[PASSAGE]
# Cuss'n



## Longgun (Sep 7, 2007)

A 6-year-old and a 4-year-old are upstairs in their bedroom. "You know what?" says the 6-year-old. "I think it's about time we start cussing." 

The 4-year-old nods his head in approval. The 6-year-old continues. "When we go downstairs for breakfast I'm going to say "hell" and you say "ass." 

"OK!" The 4 year old agrees with enthusiasm. 

Their mother walks into the kitchen and asks the 6-year-old what he wants for breakfast. "Aw hell, Mom, I guess I'll have some Cheerios." 

WHACK! He flies out of his chair, tumbles across the kitchen floor, gets up, and runs upstairs crying his eyes out, with his mother in hot pursuit, 
slapping his rear every step. The mom locks him in his room and shouts "You can just stay there till I let you out!"

[RECORDED DATA]
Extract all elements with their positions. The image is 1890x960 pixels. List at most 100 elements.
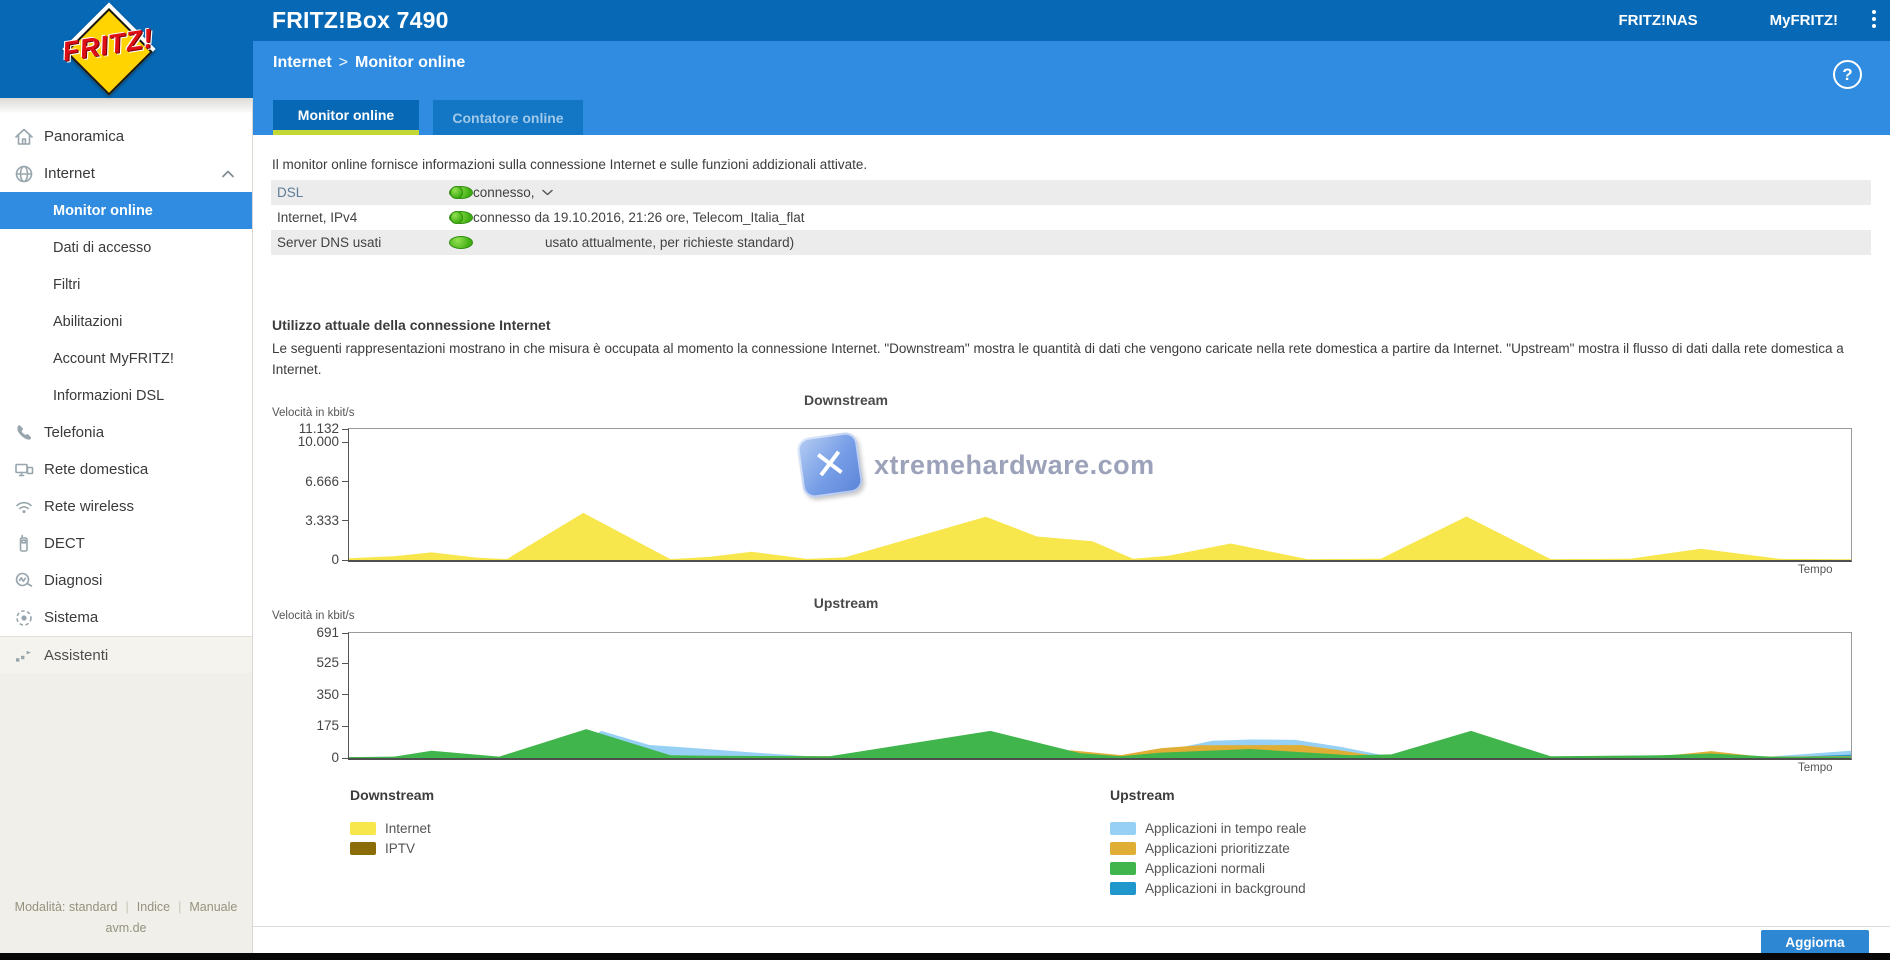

[WHAT THIS EXERCISE ASKS]
**1.** In the joke, what does the 6-year-old ask for when his mother asks what he wants for breakfast?
**2.** Quote the joke word for word, everything from "## Longgun (Sep" down to "agrees with enthusiasm.".
The listing is separate material from the joke.

[COMPLETE ANSWERS]
**1.** Some Cheerios.

**2.**
## Longgun (Sep 7, 2007)

A 6-year-old and a 4-year-old are upstairs in their bedroom. "You know what?" says the 6-year-old. "I think it's about time we start cussing." 

The 4-year-old nods his head in approval. The 6-year-old continues. "When we go downstairs for breakfast I'm going to say "hell" and you say "ass." 

"OK!" The 4 year old agrees with enthusiasm.